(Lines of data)
◇ ◇ ◇ ◇ ◇ ◇ ◇
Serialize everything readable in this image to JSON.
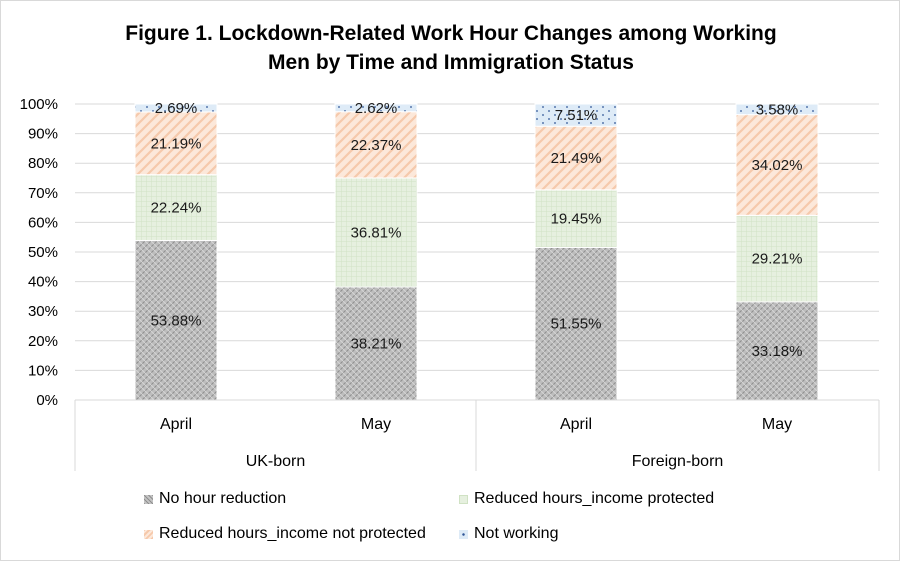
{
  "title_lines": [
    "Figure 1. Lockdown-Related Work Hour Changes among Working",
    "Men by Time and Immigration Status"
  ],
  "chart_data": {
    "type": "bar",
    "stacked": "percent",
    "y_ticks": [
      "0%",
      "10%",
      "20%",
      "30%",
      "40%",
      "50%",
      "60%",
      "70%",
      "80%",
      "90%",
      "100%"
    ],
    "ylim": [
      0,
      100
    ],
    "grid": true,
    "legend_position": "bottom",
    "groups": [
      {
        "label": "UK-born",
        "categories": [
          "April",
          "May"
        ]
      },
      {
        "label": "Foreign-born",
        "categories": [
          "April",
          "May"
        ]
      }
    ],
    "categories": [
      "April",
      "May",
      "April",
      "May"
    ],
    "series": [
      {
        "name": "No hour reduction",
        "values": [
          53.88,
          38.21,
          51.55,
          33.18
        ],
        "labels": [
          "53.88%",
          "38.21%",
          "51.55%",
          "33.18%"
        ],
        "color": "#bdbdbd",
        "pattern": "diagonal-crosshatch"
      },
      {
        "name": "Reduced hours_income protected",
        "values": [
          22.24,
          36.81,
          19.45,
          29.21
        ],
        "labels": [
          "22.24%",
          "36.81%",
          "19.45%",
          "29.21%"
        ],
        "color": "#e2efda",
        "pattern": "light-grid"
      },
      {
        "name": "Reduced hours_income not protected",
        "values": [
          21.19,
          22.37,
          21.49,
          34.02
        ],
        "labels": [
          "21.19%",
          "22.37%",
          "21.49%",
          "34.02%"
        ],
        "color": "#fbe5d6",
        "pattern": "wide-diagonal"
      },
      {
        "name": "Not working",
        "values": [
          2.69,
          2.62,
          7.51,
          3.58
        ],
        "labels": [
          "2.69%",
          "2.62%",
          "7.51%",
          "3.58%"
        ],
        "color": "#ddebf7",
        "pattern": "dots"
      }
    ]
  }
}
◇ ◇ ◇ ◇ ◇ ◇ ◇
## AIM
Pick out every line above that holds the word "color" and copy it.

## CORRECT ANSWER
        "color": "#bdbdbd",
        "color": "#e2efda",
        "color": "#fbe5d6",
        "color": "#ddebf7",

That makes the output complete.